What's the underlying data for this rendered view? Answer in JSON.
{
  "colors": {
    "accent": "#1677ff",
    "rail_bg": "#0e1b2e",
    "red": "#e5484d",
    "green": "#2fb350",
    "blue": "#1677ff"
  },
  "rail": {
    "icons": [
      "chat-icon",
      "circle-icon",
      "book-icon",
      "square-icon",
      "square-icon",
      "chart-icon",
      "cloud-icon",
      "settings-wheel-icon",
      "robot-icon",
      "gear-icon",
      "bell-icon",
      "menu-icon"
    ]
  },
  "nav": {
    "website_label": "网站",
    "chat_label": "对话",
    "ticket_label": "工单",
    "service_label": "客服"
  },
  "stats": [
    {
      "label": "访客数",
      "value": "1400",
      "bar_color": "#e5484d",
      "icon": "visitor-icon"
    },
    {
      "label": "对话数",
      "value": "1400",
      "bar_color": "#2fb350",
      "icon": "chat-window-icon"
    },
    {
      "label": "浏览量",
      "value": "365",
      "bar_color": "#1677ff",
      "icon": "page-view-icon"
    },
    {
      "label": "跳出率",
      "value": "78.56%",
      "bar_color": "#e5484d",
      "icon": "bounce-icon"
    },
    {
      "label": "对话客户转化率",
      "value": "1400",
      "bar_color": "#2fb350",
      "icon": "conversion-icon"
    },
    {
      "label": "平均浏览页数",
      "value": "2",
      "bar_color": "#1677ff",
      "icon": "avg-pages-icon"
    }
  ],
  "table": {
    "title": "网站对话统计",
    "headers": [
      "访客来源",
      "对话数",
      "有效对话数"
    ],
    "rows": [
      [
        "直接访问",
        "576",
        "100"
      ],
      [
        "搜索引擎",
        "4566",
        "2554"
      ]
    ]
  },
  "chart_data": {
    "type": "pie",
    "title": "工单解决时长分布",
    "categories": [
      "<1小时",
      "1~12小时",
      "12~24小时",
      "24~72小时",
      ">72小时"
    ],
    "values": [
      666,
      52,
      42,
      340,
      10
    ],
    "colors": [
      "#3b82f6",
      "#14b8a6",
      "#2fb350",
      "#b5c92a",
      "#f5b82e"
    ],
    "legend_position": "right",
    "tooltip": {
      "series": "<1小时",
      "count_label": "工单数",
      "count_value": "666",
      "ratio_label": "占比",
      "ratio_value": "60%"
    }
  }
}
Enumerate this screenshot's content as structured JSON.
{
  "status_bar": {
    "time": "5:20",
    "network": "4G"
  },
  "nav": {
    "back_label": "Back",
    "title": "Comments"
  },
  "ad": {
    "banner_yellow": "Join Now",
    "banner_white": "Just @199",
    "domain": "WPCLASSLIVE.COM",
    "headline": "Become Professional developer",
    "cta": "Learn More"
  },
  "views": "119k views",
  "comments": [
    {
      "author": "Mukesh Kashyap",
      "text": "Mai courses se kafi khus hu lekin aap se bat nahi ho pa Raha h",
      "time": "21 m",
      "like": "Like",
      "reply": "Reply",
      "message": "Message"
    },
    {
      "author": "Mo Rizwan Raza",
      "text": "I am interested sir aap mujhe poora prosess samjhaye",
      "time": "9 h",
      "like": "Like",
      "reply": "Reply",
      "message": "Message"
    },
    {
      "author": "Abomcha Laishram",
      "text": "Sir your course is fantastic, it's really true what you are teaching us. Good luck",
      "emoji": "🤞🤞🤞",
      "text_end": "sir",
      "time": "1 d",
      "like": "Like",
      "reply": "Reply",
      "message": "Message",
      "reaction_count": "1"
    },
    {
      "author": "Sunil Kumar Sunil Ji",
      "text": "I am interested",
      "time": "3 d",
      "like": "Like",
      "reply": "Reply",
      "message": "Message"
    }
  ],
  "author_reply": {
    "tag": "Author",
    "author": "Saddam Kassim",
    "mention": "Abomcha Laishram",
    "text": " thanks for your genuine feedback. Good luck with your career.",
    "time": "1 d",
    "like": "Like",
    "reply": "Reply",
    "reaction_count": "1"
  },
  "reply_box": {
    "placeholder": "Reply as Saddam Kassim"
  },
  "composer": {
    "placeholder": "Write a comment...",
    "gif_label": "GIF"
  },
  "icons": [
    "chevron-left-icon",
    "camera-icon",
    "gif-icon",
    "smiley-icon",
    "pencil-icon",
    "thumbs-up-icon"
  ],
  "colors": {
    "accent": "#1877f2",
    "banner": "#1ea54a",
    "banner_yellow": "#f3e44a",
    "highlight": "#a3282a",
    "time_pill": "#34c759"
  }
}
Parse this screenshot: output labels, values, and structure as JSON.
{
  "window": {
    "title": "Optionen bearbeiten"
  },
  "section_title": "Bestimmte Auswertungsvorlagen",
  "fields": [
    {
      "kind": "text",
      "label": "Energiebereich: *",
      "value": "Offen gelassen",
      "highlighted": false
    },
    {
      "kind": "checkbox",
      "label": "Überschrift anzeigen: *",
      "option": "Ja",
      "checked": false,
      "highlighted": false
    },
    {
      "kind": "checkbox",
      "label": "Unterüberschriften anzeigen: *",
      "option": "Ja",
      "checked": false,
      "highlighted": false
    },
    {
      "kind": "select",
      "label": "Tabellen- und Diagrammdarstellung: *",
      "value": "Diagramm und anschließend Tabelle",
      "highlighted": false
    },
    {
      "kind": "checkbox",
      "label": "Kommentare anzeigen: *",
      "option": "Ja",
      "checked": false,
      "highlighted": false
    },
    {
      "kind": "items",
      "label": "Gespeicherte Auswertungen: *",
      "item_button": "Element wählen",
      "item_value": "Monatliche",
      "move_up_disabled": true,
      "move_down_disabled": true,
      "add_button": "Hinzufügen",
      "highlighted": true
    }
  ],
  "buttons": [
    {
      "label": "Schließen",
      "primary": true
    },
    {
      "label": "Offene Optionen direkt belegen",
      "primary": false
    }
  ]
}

Problem. Every line of the records above needs to be given again exactly.

Response to this exercise.
What's the underlying data for this rendered view? Answer in JSON.
{
  "colors": {
    "accent": "#1677ff",
    "rail_bg": "#0e1b2e",
    "red": "#e5484d",
    "green": "#2fb350",
    "blue": "#1677ff"
  },
  "rail": {
    "icons": [
      "chat-icon",
      "circle-icon",
      "book-icon",
      "square-icon",
      "square-icon",
      "chart-icon",
      "cloud-icon",
      "settings-wheel-icon",
      "robot-icon",
      "gear-icon",
      "bell-icon",
      "menu-icon"
    ]
  },
  "nav": {
    "website_label": "网站",
    "chat_label": "对话",
    "ticket_label": "工单",
    "service_label": "客服"
  },
  "stats": [
    {
      "label": "访客数",
      "value": "1400",
      "bar_color": "#e5484d",
      "icon": "visitor-icon"
    },
    {
      "label": "对话数",
      "value": "1400",
      "bar_color": "#2fb350",
      "icon": "chat-window-icon"
    },
    {
      "label": "浏览量",
      "value": "365",
      "bar_color": "#1677ff",
      "icon": "page-view-icon"
    },
    {
      "label": "跳出率",
      "value": "78.56%",
      "bar_color": "#e5484d",
      "icon": "bounce-icon"
    },
    {
      "label": "对话客户转化率",
      "value": "1400",
      "bar_color": "#2fb350",
      "icon": "conversion-icon"
    },
    {
      "label": "平均浏览页数",
      "value": "2",
      "bar_color": "#1677ff",
      "icon": "avg-pages-icon"
    }
  ],
  "table": {
    "title": "网站对话统计",
    "headers": [
      "访客来源",
      "对话数",
      "有效对话数"
    ],
    "rows": [
      [
        "直接访问",
        "576",
        "100"
      ],
      [
        "搜索引擎",
        "4566",
        "2554"
      ]
    ]
  },
  "chart_data": {
    "type": "pie",
    "title": "工单解决时长分布",
    "categories": [
      "<1小时",
      "1~12小时",
      "12~24小时",
      "24~72小时",
      ">72小时"
    ],
    "values": [
      666,
      52,
      42,
      340,
      10
    ],
    "colors": [
      "#3b82f6",
      "#14b8a6",
      "#2fb350",
      "#b5c92a",
      "#f5b82e"
    ],
    "legend_position": "right",
    "tooltip": {
      "series": "<1小时",
      "count_label": "工单数",
      "count_value": "666",
      "ratio_label": "占比",
      "ratio_value": "60%"
    }
  }
}
Enumerate this screenshot's content as structured JSON.
{
  "status_bar": {
    "time": "5:20",
    "network": "4G"
  },
  "nav": {
    "back_label": "Back",
    "title": "Comments"
  },
  "ad": {
    "banner_yellow": "Join Now",
    "banner_white": "Just @199",
    "domain": "WPCLASSLIVE.COM",
    "headline": "Become Professional developer",
    "cta": "Learn More"
  },
  "views": "119k views",
  "comments": [
    {
      "author": "Mukesh Kashyap",
      "text": "Mai courses se kafi khus hu lekin aap se bat nahi ho pa Raha h",
      "time": "21 m",
      "like": "Like",
      "reply": "Reply",
      "message": "Message"
    },
    {
      "author": "Mo Rizwan Raza",
      "text": "I am interested sir aap mujhe poora prosess samjhaye",
      "time": "9 h",
      "like": "Like",
      "reply": "Reply",
      "message": "Message"
    },
    {
      "author": "Abomcha Laishram",
      "text": "Sir your course is fantastic, it's really true what you are teaching us. Good luck",
      "emoji": "🤞🤞🤞",
      "text_end": "sir",
      "time": "1 d",
      "like": "Like",
      "reply": "Reply",
      "message": "Message",
      "reaction_count": "1"
    },
    {
      "author": "Sunil Kumar Sunil Ji",
      "text": "I am interested",
      "time": "3 d",
      "like": "Like",
      "reply": "Reply",
      "message": "Message"
    }
  ],
  "author_reply": {
    "tag": "Author",
    "author": "Saddam Kassim",
    "mention": "Abomcha Laishram",
    "text": " thanks for your genuine feedback. Good luck with your career.",
    "time": "1 d",
    "like": "Like",
    "reply": "Reply",
    "reaction_count": "1"
  },
  "reply_box": {
    "placeholder": "Reply as Saddam Kassim"
  },
  "composer": {
    "placeholder": "Write a comment...",
    "gif_label": "GIF"
  },
  "icons": [
    "chevron-left-icon",
    "camera-icon",
    "gif-icon",
    "smiley-icon",
    "pencil-icon",
    "thumbs-up-icon"
  ],
  "colors": {
    "accent": "#1877f2",
    "banner": "#1ea54a",
    "banner_yellow": "#f3e44a",
    "highlight": "#a3282a",
    "time_pill": "#34c759"
  }
}
Parse this screenshot: output labels, values, and structure as JSON.
{
  "window": {
    "title": "Optionen bearbeiten"
  },
  "section_title": "Bestimmte Auswertungsvorlagen",
  "fields": [
    {
      "kind": "text",
      "label": "Energiebereich: *",
      "value": "Offen gelassen",
      "highlighted": false
    },
    {
      "kind": "checkbox",
      "label": "Überschrift anzeigen: *",
      "option": "Ja",
      "checked": false,
      "highlighted": false
    },
    {
      "kind": "checkbox",
      "label": "Unterüberschriften anzeigen: *",
      "option": "Ja",
      "checked": false,
      "highlighted": false
    },
    {
      "kind": "select",
      "label": "Tabellen- und Diagrammdarstellung: *",
      "value": "Diagramm und anschließend Tabelle",
      "highlighted": false
    },
    {
      "kind": "checkbox",
      "label": "Kommentare anzeigen: *",
      "option": "Ja",
      "checked": false,
      "highlighted": false
    },
    {
      "kind": "items",
      "label": "Gespeicherte Auswertungen: *",
      "item_button": "Element wählen",
      "item_value": "Monatliche",
      "move_up_disabled": true,
      "move_down_disabled": true,
      "add_button": "Hinzufügen",
      "highlighted": true
    }
  ],
  "buttons": [
    {
      "label": "Schließen",
      "primary": true
    },
    {
      "label": "Offene Optionen direkt belegen",
      "primary": false
    }
  ]
}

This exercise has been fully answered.